### Short problem a
Please copy the records from their first line down to the line containing "tab-details-label: Details xyxy=(49,189,86,203)", switching "French" to "German" and keeping everything else the same.

Campeonato Paulista - Série A1
- Season: 2022
- Dates: 23 January – 3 April 2022
- Teams: 16
- Champions: Palmeiras
- Relegated: Novorizontino Ponte Preta
- Série D: Internacional de Limeria Santo André Ferroviária
- Matches: 104
- Goals: 246 (2.37 per match)
- Top goalscorer: Ronaldo Silva (9 goals)
- Biggest home win: Corinthians 5–0 Ponte Preta
- Biggest away win: Mirassol 0–3 São Paulo Novorizontino 0–3 Red Bull Bragantino Santos 0–3 São Paulo
- Highest scoring: Red Bull Bragantino 4–3 São Paulo
- Longest winning run: São Paulo (5 games)
- Longest unbeaten run: Palmeiras (14 games)
- Longest winless run: Novorizontino (All games)
- Longest losing run: Novorizontino (4 games)

= 2022 Campeonato Paulista =

The 2022 Campeonato Paulista de Futebol Profissional da Primeira Divisão - Série A1 was the 121st season of São Paulo's top professional football league. The competition was played from 23 January to 3 April 2022.

==Format==
- In the first stage the sixteen seeded teams were drawn into four groups of four teams each, with each team playing once against the twelve clubs from the other three groups. After each team has played twelve matches, the top two teams of each group qualified for the quarter-final stage.
- After the completion of the first stage, the two clubs with the lowest number of points, regardless of the group, were relegated to the Campeonato Paulista Série A2.
- Quarter-finals and semi-finals were played in a single match, with the best placed team playing at home.
- The finals were played in a two-legged home and away fixture, with the best placed team playing the second leg at home.
- In case of a draw in any knockout stage, the match was decided by a penalty shoot-out.
- The two highest-placed teams not otherwise qualified qualified for the 2023 Copa do Brasil.
- The top three highest-placed teams in the general table at the end of the competition who are not playing in any level of the national Brazilian football league system qualified for the 2023 Campeonato Brasileiro Série D.

### Short problem b
According to the 2022 Campeonato Paulista text, who was the top goalscorer?

### Data records

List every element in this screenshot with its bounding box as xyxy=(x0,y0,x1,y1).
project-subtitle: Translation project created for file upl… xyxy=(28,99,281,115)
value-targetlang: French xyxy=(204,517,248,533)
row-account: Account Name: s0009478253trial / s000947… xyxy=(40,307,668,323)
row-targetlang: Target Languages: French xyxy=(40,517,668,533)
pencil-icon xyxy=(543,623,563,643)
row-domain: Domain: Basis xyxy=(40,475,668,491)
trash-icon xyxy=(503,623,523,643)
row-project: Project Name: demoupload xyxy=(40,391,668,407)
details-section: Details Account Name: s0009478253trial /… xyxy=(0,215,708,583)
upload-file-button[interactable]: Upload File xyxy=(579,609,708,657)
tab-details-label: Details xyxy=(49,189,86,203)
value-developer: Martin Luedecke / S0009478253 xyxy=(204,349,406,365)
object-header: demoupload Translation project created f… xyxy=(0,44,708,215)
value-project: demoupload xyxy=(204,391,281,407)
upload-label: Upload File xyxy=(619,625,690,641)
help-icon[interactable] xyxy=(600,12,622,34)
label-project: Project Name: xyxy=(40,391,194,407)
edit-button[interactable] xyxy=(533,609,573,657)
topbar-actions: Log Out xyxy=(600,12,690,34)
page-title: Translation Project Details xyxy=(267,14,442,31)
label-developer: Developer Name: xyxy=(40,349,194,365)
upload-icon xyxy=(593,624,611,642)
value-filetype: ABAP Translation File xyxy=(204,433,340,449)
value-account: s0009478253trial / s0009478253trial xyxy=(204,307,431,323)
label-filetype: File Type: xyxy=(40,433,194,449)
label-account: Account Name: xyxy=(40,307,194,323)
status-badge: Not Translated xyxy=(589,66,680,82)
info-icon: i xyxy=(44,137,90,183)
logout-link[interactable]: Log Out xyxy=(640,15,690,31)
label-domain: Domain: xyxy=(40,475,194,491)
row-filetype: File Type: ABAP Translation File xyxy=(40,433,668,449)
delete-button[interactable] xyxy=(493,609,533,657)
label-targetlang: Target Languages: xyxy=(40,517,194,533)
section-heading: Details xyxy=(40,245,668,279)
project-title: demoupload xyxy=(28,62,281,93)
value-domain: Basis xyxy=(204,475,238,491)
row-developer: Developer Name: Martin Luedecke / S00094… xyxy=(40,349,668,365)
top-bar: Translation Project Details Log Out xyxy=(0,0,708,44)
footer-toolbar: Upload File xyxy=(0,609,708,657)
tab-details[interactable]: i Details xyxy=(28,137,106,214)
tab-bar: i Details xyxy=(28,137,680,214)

### Response a
List every element in this screenshot with its bounding box as xyxy=(x0,y0,x1,y1).
project-subtitle: Translation project created for file upl… xyxy=(28,99,281,115)
value-targetlang: German xyxy=(204,517,248,533)
row-account: Account Name: s0009478253trial / s000947… xyxy=(40,307,668,323)
row-targetlang: Target Languages: German xyxy=(40,517,668,533)
pencil-icon xyxy=(543,623,563,643)
row-domain: Domain: Basis xyxy=(40,475,668,491)
trash-icon xyxy=(503,623,523,643)
row-project: Project Name: demoupload xyxy=(40,391,668,407)
details-section: Details Account Name: s0009478253trial /… xyxy=(0,215,708,583)
upload-file-button[interactable]: Upload File xyxy=(579,609,708,657)
tab-details-label: Details xyxy=(49,189,86,203)

### Response b
Ronaldo Silva, with 9 goals.